» Extracts from a graphics dataset
(begin)

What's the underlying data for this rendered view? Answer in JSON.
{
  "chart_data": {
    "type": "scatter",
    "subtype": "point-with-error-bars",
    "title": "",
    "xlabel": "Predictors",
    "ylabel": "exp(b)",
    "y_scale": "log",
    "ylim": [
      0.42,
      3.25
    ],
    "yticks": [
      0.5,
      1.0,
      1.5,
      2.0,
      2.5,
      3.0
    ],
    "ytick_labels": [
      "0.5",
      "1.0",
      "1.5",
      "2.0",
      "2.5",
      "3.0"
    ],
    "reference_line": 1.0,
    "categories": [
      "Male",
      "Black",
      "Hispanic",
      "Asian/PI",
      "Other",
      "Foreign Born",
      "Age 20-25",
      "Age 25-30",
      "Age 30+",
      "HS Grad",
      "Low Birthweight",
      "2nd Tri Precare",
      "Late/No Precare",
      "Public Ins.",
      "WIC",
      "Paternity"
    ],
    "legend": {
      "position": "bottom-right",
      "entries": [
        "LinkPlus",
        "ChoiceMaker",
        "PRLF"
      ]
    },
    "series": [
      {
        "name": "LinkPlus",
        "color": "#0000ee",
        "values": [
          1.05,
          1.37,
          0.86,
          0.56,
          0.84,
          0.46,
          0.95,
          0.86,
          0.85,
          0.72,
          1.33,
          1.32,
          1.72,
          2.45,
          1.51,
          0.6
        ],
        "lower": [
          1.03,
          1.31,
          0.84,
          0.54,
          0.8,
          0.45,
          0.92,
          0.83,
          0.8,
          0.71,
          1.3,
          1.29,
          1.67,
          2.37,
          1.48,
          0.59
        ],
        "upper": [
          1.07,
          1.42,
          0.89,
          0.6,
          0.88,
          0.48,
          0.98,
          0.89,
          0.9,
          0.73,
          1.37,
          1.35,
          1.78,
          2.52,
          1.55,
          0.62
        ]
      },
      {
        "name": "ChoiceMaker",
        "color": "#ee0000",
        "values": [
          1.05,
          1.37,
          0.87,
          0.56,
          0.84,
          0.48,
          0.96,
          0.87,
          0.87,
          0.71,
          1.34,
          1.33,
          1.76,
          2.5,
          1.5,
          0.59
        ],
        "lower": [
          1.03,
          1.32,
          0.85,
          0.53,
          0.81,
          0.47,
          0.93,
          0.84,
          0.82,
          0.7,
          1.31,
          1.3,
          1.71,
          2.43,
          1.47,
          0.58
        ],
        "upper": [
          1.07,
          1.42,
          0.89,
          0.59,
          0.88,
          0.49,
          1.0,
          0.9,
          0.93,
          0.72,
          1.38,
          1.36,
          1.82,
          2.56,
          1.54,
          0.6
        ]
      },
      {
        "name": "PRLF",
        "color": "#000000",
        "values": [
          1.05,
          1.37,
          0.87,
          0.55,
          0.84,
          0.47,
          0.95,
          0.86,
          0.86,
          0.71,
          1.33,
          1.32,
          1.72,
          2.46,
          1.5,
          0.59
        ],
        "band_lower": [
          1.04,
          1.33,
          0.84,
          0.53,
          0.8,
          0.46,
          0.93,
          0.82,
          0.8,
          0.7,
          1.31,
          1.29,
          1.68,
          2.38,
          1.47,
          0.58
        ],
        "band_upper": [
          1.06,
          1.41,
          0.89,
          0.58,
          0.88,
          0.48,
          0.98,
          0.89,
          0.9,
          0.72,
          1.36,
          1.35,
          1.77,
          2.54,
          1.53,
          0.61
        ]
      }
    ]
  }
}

(end)

» SET EXERCISE
Set down every line of the listing above again, exactly as given.

» REPLY TO THE EXERCISE
What's the underlying data for this rendered view? Answer in JSON.
{
  "chart_data": {
    "type": "scatter",
    "subtype": "point-with-error-bars",
    "title": "",
    "xlabel": "Predictors",
    "ylabel": "exp(b)",
    "y_scale": "log",
    "ylim": [
      0.42,
      3.25
    ],
    "yticks": [
      0.5,
      1.0,
      1.5,
      2.0,
      2.5,
      3.0
    ],
    "ytick_labels": [
      "0.5",
      "1.0",
      "1.5",
      "2.0",
      "2.5",
      "3.0"
    ],
    "reference_line": 1.0,
    "categories": [
      "Male",
      "Black",
      "Hispanic",
      "Asian/PI",
      "Other",
      "Foreign Born",
      "Age 20-25",
      "Age 25-30",
      "Age 30+",
      "HS Grad",
      "Low Birthweight",
      "2nd Tri Precare",
      "Late/No Precare",
      "Public Ins.",
      "WIC",
      "Paternity"
    ],
    "legend": {
      "position": "bottom-right",
      "entries": [
        "LinkPlus",
        "ChoiceMaker",
        "PRLF"
      ]
    },
    "series": [
      {
        "name": "LinkPlus",
        "color": "#0000ee",
        "values": [
          1.05,
          1.37,
          0.86,
          0.56,
          0.84,
          0.46,
          0.95,
          0.86,
          0.85,
          0.72,
          1.33,
          1.32,
          1.72,
          2.45,
          1.51,
          0.6
        ],
        "lower": [
          1.03,
          1.31,
          0.84,
          0.54,
          0.8,
          0.45,
          0.92,
          0.83,
          0.8,
          0.71,
          1.3,
          1.29,
          1.67,
          2.37,
          1.48,
          0.59
        ],
        "upper": [
          1.07,
          1.42,
          0.89,
          0.6,
          0.88,
          0.48,
          0.98,
          0.89,
          0.9,
          0.73,
          1.37,
          1.35,
          1.78,
          2.52,
          1.55,
          0.62
        ]
      },
      {
        "name": "ChoiceMaker",
        "color": "#ee0000",
        "values": [
          1.05,
          1.37,
          0.87,
          0.56,
          0.84,
          0.48,
          0.96,
          0.87,
          0.87,
          0.71,
          1.34,
          1.33,
          1.76,
          2.5,
          1.5,
          0.59
        ],
        "lower": [
          1.03,
          1.32,
          0.85,
          0.53,
          0.81,
          0.47,
          0.93,
          0.84,
          0.82,
          0.7,
          1.31,
          1.3,
          1.71,
          2.43,
          1.47,
          0.58
        ],
        "upper": [
          1.07,
          1.42,
          0.89,
          0.59,
          0.88,
          0.49,
          1.0,
          0.9,
          0.93,
          0.72,
          1.38,
          1.36,
          1.82,
          2.56,
          1.54,
          0.6
        ]
      },
      {
        "name": "PRLF",
        "color": "#000000",
        "values": [
          1.05,
          1.37,
          0.87,
          0.55,
          0.84,
          0.47,
          0.95,
          0.86,
          0.86,
          0.71,
          1.33,
          1.32,
          1.72,
          2.46,
          1.5,
          0.59
        ],
        "band_lower": [
          1.04,
          1.33,
          0.84,
          0.53,
          0.8,
          0.46,
          0.93,
          0.82,
          0.8,
          0.7,
          1.31,
          1.29,
          1.68,
          2.38,
          1.47,
          0.58
        ],
        "band_upper": [
          1.06,
          1.41,
          0.89,
          0.58,
          0.88,
          0.48,
          0.98,
          0.89,
          0.9,
          0.72,
          1.36,
          1.35,
          1.77,
          2.54,
          1.53,
          0.61
        ]
      }
    ]
  }
}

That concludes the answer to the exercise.